> **Extracts from a graphics dataset**
......

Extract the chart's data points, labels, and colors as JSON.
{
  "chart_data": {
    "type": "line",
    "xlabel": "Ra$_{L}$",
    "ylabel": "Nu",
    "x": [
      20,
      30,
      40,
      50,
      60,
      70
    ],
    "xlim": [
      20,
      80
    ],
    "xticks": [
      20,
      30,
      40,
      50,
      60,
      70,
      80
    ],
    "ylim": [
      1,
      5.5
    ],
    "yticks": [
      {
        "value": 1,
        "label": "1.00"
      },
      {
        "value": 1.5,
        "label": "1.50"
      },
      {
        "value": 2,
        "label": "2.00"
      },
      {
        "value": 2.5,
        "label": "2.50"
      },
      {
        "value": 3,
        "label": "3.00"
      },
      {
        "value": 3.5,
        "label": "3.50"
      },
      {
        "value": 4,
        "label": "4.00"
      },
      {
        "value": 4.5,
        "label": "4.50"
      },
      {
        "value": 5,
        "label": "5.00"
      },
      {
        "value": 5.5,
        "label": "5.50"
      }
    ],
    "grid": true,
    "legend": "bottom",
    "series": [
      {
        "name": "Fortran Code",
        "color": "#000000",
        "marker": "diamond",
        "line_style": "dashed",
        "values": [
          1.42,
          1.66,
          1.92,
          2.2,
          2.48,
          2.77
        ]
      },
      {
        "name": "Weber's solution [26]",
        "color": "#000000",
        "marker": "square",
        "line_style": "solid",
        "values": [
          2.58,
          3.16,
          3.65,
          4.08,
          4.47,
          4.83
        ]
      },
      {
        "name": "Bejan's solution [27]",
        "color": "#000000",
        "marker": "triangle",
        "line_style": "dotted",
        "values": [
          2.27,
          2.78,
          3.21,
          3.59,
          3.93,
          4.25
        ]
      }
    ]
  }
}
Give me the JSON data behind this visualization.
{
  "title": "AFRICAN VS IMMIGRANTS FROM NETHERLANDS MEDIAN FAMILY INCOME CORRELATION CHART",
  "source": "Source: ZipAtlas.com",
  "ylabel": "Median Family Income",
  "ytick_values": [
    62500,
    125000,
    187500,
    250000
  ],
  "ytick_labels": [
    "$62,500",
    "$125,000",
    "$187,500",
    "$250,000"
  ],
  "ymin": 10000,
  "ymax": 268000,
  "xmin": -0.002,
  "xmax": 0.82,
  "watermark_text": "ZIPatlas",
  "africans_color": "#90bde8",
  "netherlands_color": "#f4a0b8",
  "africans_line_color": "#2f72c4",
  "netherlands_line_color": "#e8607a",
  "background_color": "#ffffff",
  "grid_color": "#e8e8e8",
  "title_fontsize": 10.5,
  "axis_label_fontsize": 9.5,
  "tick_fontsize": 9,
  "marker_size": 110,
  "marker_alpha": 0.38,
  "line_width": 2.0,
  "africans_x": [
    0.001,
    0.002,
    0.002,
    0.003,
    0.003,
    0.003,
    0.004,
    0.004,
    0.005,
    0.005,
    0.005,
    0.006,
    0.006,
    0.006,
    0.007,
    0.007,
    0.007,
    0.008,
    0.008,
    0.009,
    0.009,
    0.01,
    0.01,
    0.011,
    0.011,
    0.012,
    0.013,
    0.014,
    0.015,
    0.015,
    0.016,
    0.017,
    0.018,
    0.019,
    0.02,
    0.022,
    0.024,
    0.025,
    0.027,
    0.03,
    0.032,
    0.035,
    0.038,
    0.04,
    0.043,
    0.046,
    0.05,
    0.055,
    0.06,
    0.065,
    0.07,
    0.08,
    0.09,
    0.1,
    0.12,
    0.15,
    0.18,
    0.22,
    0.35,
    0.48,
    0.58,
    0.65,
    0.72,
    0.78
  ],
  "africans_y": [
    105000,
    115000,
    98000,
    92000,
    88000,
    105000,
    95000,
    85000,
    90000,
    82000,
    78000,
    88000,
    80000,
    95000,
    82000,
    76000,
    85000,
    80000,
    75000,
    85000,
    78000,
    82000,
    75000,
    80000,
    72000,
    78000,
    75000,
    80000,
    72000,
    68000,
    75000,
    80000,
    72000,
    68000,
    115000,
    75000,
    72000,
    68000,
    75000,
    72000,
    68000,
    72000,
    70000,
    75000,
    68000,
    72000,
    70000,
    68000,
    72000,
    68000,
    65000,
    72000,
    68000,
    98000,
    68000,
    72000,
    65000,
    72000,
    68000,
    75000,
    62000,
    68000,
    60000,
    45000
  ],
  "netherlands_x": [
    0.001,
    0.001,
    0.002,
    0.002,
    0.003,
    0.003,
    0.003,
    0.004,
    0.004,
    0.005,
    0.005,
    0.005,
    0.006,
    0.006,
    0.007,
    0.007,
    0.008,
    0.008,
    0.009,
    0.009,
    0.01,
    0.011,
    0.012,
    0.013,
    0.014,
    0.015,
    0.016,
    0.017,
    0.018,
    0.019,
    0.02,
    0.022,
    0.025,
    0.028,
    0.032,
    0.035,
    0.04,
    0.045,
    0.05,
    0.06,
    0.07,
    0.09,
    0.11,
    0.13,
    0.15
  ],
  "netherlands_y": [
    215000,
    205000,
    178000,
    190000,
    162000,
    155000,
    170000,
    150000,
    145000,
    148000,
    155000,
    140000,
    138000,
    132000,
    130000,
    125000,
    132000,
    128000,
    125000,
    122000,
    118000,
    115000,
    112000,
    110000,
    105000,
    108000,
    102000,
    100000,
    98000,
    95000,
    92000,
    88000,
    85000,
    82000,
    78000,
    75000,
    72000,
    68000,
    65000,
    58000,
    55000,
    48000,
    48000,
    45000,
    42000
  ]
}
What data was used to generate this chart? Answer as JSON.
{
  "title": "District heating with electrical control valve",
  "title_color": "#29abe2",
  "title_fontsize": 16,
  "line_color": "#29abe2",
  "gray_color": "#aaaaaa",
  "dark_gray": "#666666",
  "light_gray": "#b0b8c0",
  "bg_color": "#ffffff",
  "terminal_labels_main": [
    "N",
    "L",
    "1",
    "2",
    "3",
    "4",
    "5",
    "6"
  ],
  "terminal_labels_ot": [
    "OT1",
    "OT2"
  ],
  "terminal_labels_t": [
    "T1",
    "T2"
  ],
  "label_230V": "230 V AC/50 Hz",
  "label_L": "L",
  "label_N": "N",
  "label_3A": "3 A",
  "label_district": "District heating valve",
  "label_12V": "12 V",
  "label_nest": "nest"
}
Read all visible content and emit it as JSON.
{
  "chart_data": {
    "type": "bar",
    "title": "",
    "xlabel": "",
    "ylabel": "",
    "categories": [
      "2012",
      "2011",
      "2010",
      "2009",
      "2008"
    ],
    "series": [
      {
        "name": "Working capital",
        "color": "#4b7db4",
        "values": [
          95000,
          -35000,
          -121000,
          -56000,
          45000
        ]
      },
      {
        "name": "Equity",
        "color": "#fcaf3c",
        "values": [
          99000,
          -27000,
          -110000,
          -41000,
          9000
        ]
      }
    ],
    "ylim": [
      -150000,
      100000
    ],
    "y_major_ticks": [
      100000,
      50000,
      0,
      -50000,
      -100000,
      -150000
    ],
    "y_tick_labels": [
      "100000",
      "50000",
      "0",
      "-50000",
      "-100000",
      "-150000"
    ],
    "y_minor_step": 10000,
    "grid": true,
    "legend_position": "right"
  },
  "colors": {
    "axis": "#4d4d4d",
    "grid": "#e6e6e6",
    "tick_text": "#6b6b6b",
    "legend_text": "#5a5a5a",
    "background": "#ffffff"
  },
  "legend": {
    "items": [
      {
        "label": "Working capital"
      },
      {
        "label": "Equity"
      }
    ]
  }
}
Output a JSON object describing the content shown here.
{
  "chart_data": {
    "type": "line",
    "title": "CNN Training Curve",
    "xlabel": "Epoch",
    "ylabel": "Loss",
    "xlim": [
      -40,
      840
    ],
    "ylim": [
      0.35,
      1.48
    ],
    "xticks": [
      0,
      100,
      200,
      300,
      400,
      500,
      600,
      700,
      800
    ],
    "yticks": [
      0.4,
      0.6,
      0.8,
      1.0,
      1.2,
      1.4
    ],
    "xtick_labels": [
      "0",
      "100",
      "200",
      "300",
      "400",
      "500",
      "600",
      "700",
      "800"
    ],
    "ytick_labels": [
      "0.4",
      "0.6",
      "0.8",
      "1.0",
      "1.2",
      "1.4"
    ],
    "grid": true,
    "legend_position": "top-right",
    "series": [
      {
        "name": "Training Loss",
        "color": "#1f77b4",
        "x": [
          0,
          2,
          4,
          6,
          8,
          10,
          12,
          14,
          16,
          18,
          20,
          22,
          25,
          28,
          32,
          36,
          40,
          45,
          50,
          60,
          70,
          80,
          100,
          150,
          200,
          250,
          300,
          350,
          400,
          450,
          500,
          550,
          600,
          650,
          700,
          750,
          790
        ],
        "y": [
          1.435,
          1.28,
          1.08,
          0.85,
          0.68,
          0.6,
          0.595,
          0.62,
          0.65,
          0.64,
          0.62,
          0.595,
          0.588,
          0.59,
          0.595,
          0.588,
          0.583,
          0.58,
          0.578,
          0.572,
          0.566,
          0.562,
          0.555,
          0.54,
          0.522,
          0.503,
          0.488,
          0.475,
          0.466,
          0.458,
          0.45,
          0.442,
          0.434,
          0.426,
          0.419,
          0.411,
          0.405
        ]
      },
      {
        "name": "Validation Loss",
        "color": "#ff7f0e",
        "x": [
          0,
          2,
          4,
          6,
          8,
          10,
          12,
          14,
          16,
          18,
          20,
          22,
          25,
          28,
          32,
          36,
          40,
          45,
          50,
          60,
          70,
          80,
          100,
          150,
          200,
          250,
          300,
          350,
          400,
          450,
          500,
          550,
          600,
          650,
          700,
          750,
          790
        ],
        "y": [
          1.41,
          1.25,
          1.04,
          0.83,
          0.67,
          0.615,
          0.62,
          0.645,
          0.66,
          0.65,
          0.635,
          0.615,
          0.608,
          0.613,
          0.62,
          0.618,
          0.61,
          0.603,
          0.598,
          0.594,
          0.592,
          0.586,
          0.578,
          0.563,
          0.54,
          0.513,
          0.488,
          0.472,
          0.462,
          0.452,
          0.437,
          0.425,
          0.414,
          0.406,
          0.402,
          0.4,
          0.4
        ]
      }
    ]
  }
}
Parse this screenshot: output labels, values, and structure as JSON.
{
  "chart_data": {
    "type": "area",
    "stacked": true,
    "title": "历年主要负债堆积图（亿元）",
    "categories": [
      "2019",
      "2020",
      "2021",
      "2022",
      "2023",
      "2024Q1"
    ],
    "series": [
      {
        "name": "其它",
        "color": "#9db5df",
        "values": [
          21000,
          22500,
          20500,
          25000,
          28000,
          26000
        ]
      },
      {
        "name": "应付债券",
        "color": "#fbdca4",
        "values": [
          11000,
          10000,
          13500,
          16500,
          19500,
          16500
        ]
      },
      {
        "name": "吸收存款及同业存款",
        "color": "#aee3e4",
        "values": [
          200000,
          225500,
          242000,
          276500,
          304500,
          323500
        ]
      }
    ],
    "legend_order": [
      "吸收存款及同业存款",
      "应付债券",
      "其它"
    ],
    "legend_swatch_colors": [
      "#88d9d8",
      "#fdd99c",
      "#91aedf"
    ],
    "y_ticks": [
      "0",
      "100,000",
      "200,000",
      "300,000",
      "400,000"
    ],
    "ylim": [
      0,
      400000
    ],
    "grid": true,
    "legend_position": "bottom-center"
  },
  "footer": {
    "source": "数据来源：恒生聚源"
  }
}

......

> **Task brief**
Each line from the one containing "Parse this screenshot: output" to the final line of the entries above must be returned exactly, and no other line may appear.

> **Reply**
Parse this screenshot: output labels, values, and structure as JSON.
{
  "chart_data": {
    "type": "area",
    "stacked": true,
    "title": "历年主要负债堆积图（亿元）",
    "categories": [
      "2019",
      "2020",
      "2021",
      "2022",
      "2023",
      "2024Q1"
    ],
    "series": [
      {
        "name": "其它",
        "color": "#9db5df",
        "values": [
          21000,
          22500,
          20500,
          25000,
          28000,
          26000
        ]
      },
      {
        "name": "应付债券",
        "color": "#fbdca4",
        "values": [
          11000,
          10000,
          13500,
          16500,
          19500,
          16500
        ]
      },
      {
        "name": "吸收存款及同业存款",
        "color": "#aee3e4",
        "values": [
          200000,
          225500,
          242000,
          276500,
          304500,
          323500
        ]
      }
    ],
    "legend_order": [
      "吸收存款及同业存款",
      "应付债券",
      "其它"
    ],
    "legend_swatch_colors": [
      "#88d9d8",
      "#fdd99c",
      "#91aedf"
    ],
    "y_ticks": [
      "0",
      "100,000",
      "200,000",
      "300,000",
      "400,000"
    ],
    "ylim": [
      0,
      400000
    ],
    "grid": true,
    "legend_position": "bottom-center"
  },
  "footer": {
    "source": "数据来源：恒生聚源"
  }
}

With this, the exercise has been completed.